> _Collected data_
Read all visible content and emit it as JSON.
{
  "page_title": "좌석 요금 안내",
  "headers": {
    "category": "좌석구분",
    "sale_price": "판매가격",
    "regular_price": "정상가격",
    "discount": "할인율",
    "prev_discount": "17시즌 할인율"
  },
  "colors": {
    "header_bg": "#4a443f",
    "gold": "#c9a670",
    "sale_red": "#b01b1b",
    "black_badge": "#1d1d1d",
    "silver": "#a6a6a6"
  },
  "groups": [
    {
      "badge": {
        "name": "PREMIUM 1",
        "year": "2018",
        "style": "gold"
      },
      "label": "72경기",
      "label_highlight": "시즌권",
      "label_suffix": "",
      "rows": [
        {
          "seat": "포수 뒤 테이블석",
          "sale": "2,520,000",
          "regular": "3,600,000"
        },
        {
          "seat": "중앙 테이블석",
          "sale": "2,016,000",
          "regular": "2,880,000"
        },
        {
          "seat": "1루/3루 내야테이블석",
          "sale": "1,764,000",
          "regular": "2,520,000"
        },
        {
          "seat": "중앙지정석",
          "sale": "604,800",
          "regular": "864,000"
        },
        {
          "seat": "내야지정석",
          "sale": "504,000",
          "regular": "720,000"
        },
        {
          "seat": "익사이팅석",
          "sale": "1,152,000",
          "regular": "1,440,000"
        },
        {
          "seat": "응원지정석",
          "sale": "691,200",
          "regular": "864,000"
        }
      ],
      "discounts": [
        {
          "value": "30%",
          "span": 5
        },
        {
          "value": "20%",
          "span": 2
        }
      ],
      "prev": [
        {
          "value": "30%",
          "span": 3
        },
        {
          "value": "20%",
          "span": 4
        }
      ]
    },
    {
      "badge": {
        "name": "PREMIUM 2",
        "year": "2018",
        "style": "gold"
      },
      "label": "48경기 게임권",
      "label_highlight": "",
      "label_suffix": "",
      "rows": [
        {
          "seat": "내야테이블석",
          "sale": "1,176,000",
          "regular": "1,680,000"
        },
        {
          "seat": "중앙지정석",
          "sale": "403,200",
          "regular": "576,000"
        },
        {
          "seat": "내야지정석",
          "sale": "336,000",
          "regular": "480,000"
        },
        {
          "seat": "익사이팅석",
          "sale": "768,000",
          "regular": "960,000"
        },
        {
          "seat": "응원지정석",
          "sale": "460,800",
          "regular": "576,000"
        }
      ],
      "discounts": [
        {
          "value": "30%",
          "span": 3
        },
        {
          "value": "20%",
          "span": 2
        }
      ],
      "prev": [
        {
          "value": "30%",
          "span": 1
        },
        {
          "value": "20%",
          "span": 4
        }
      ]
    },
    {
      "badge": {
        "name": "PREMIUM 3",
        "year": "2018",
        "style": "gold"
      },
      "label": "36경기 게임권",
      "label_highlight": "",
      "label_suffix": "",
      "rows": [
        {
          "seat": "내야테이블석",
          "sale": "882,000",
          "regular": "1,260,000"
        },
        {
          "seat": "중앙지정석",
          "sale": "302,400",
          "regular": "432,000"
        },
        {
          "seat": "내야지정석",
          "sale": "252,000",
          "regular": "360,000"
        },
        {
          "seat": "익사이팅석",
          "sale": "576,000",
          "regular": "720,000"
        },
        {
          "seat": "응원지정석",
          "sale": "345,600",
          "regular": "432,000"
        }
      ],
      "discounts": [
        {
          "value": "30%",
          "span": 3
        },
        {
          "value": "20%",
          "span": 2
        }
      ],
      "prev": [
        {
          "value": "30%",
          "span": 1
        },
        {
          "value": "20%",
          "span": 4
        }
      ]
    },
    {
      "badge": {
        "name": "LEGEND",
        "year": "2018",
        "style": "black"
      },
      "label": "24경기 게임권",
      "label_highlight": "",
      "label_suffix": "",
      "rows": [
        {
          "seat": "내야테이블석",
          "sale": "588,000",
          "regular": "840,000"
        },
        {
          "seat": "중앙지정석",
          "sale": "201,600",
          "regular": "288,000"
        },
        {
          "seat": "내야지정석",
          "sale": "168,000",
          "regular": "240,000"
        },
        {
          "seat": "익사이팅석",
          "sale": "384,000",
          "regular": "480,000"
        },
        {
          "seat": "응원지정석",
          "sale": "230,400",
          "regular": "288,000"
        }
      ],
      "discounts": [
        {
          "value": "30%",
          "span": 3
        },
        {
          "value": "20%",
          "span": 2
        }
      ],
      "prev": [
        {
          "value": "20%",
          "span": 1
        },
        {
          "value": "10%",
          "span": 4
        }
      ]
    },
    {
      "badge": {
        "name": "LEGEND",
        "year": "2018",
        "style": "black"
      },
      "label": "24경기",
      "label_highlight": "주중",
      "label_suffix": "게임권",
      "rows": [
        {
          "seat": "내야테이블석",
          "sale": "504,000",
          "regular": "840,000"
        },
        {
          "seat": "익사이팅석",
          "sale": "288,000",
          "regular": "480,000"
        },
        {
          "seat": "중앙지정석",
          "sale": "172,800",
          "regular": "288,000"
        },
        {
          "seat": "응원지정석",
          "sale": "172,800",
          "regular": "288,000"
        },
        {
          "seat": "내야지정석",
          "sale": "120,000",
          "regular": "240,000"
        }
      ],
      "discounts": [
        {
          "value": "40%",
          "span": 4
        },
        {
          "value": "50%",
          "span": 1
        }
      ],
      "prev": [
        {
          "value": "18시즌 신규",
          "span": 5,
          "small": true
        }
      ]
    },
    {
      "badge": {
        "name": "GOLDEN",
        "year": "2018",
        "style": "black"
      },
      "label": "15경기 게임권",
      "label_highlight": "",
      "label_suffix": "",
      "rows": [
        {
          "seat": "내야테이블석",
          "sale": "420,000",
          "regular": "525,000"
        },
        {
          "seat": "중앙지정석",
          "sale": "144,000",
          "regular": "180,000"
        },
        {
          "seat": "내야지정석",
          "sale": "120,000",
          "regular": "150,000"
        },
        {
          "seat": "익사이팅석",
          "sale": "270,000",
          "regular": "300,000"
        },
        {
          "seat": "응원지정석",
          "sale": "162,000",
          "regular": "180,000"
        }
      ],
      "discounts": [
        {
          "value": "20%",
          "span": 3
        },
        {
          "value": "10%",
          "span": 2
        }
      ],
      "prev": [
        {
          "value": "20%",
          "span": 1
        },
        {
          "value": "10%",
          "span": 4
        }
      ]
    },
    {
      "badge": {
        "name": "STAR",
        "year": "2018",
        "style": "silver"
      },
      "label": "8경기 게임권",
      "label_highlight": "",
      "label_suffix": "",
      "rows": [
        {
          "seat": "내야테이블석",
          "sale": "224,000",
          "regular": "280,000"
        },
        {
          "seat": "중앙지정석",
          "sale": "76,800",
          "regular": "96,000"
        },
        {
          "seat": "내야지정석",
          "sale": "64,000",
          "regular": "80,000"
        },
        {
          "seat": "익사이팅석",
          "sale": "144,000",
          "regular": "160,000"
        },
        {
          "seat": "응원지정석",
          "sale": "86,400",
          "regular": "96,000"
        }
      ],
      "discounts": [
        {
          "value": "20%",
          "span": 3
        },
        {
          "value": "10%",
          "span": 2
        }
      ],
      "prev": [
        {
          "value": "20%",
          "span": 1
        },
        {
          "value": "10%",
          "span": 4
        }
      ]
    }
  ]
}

> _Problem statement_
Quote the data in full, keeping each word unchanged.

> _Task result_
Read all visible content and emit it as JSON.
{
  "page_title": "좌석 요금 안내",
  "headers": {
    "category": "좌석구분",
    "sale_price": "판매가격",
    "regular_price": "정상가격",
    "discount": "할인율",
    "prev_discount": "17시즌 할인율"
  },
  "colors": {
    "header_bg": "#4a443f",
    "gold": "#c9a670",
    "sale_red": "#b01b1b",
    "black_badge": "#1d1d1d",
    "silver": "#a6a6a6"
  },
  "groups": [
    {
      "badge": {
        "name": "PREMIUM 1",
        "year": "2018",
        "style": "gold"
      },
      "label": "72경기",
      "label_highlight": "시즌권",
      "label_suffix": "",
      "rows": [
        {
          "seat": "포수 뒤 테이블석",
          "sale": "2,520,000",
          "regular": "3,600,000"
        },
        {
          "seat": "중앙 테이블석",
          "sale": "2,016,000",
          "regular": "2,880,000"
        },
        {
          "seat": "1루/3루 내야테이블석",
          "sale": "1,764,000",
          "regular": "2,520,000"
        },
        {
          "seat": "중앙지정석",
          "sale": "604,800",
          "regular": "864,000"
        },
        {
          "seat": "내야지정석",
          "sale": "504,000",
          "regular": "720,000"
        },
        {
          "seat": "익사이팅석",
          "sale": "1,152,000",
          "regular": "1,440,000"
        },
        {
          "seat": "응원지정석",
          "sale": "691,200",
          "regular": "864,000"
        }
      ],
      "discounts": [
        {
          "value": "30%",
          "span": 5
        },
        {
          "value": "20%",
          "span": 2
        }
      ],
      "prev": [
        {
          "value": "30%",
          "span": 3
        },
        {
          "value": "20%",
          "span": 4
        }
      ]
    },
    {
      "badge": {
        "name": "PREMIUM 2",
        "year": "2018",
        "style": "gold"
      },
      "label": "48경기 게임권",
      "label_highlight": "",
      "label_suffix": "",
      "rows": [
        {
          "seat": "내야테이블석",
          "sale": "1,176,000",
          "regular": "1,680,000"
        },
        {
          "seat": "중앙지정석",
          "sale": "403,200",
          "regular": "576,000"
        },
        {
          "seat": "내야지정석",
          "sale": "336,000",
          "regular": "480,000"
        },
        {
          "seat": "익사이팅석",
          "sale": "768,000",
          "regular": "960,000"
        },
        {
          "seat": "응원지정석",
          "sale": "460,800",
          "regular": "576,000"
        }
      ],
      "discounts": [
        {
          "value": "30%",
          "span": 3
        },
        {
          "value": "20%",
          "span": 2
        }
      ],
      "prev": [
        {
          "value": "30%",
          "span": 1
        },
        {
          "value": "20%",
          "span": 4
        }
      ]
    },
    {
      "badge": {
        "name": "PREMIUM 3",
        "year": "2018",
        "style": "gold"
      },
      "label": "36경기 게임권",
      "label_highlight": "",
      "label_suffix": "",
      "rows": [
        {
          "seat": "내야테이블석",
          "sale": "882,000",
          "regular": "1,260,000"
        },
        {
          "seat": "중앙지정석",
          "sale": "302,400",
          "regular": "432,000"
        },
        {
          "seat": "내야지정석",
          "sale": "252,000",
          "regular": "360,000"
        },
        {
          "seat": "익사이팅석",
          "sale": "576,000",
          "regular": "720,000"
        },
        {
          "seat": "응원지정석",
          "sale": "345,600",
          "regular": "432,000"
        }
      ],
      "discounts": [
        {
          "value": "30%",
          "span": 3
        },
        {
          "value": "20%",
          "span": 2
        }
      ],
      "prev": [
        {
          "value": "30%",
          "span": 1
        },
        {
          "value": "20%",
          "span": 4
        }
      ]
    },
    {
      "badge": {
        "name": "LEGEND",
        "year": "2018",
        "style": "black"
      },
      "label": "24경기 게임권",
      "label_highlight": "",
      "label_suffix": "",
      "rows": [
        {
          "seat": "내야테이블석",
          "sale": "588,000",
          "regular": "840,000"
        },
        {
          "seat": "중앙지정석",
          "sale": "201,600",
          "regular": "288,000"
        },
        {
          "seat": "내야지정석",
          "sale": "168,000",
          "regular": "240,000"
        },
        {
          "seat": "익사이팅석",
          "sale": "384,000",
          "regular": "480,000"
        },
        {
          "seat": "응원지정석",
          "sale": "230,400",
          "regular": "288,000"
        }
      ],
      "discounts": [
        {
          "value": "30%",
          "span": 3
        },
        {
          "value": "20%",
          "span": 2
        }
      ],
      "prev": [
        {
          "value": "20%",
          "span": 1
        },
        {
          "value": "10%",
          "span": 4
        }
      ]
    },
    {
      "badge": {
        "name": "LEGEND",
        "year": "2018",
        "style": "black"
      },
      "label": "24경기",
      "label_highlight": "주중",
      "label_suffix": "게임권",
      "rows": [
        {
          "seat": "내야테이블석",
          "sale": "504,000",
          "regular": "840,000"
        },
        {
          "seat": "익사이팅석",
          "sale": "288,000",
          "regular": "480,000"
        },
        {
          "seat": "중앙지정석",
          "sale": "172,800",
          "regular": "288,000"
        },
        {
          "seat": "응원지정석",
          "sale": "172,800",
          "regular": "288,000"
        },
        {
          "seat": "내야지정석",
          "sale": "120,000",
          "regular": "240,000"
        }
      ],
      "discounts": [
        {
          "value": "40%",
          "span": 4
        },
        {
          "value": "50%",
          "span": 1
        }
      ],
      "prev": [
        {
          "value": "18시즌 신규",
          "span": 5,
          "small": true
        }
      ]
    },
    {
      "badge": {
        "name": "GOLDEN",
        "year": "2018",
        "style": "black"
      },
      "label": "15경기 게임권",
      "label_highlight": "",
      "label_suffix": "",
      "rows": [
        {
          "seat": "내야테이블석",
          "sale": "420,000",
          "regular": "525,000"
        },
        {
          "seat": "중앙지정석",
          "sale": "144,000",
          "regular": "180,000"
        },
        {
          "seat": "내야지정석",
          "sale": "120,000",
          "regular": "150,000"
        },
        {
          "seat": "익사이팅석",
          "sale": "270,000",
          "regular": "300,000"
        },
        {
          "seat": "응원지정석",
          "sale": "162,000",
          "regular": "180,000"
        }
      ],
      "discounts": [
        {
          "value": "20%",
          "span": 3
        },
        {
          "value": "10%",
          "span": 2
        }
      ],
      "prev": [
        {
          "value": "20%",
          "span": 1
        },
        {
          "value": "10%",
          "span": 4
        }
      ]
    },
    {
      "badge": {
        "name": "STAR",
        "year": "2018",
        "style": "silver"
      },
      "label": "8경기 게임권",
      "label_highlight": "",
      "label_suffix": "",
      "rows": [
        {
          "seat": "내야테이블석",
          "sale": "224,000",
          "regular": "280,000"
        },
        {
          "seat": "중앙지정석",
          "sale": "76,800",
          "regular": "96,000"
        },
        {
          "seat": "내야지정석",
          "sale": "64,000",
          "regular": "80,000"
        },
        {
          "seat": "익사이팅석",
          "sale": "144,000",
          "regular": "160,000"
        },
        {
          "seat": "응원지정석",
          "sale": "86,400",
          "regular": "96,000"
        }
      ],
      "discounts": [
        {
          "value": "20%",
          "span": 3
        },
        {
          "value": "10%",
          "span": 2
        }
      ],
      "prev": [
        {
          "value": "20%",
          "span": 1
        },
        {
          "value": "10%",
          "span": 4
        }
      ]
    }
  ]
}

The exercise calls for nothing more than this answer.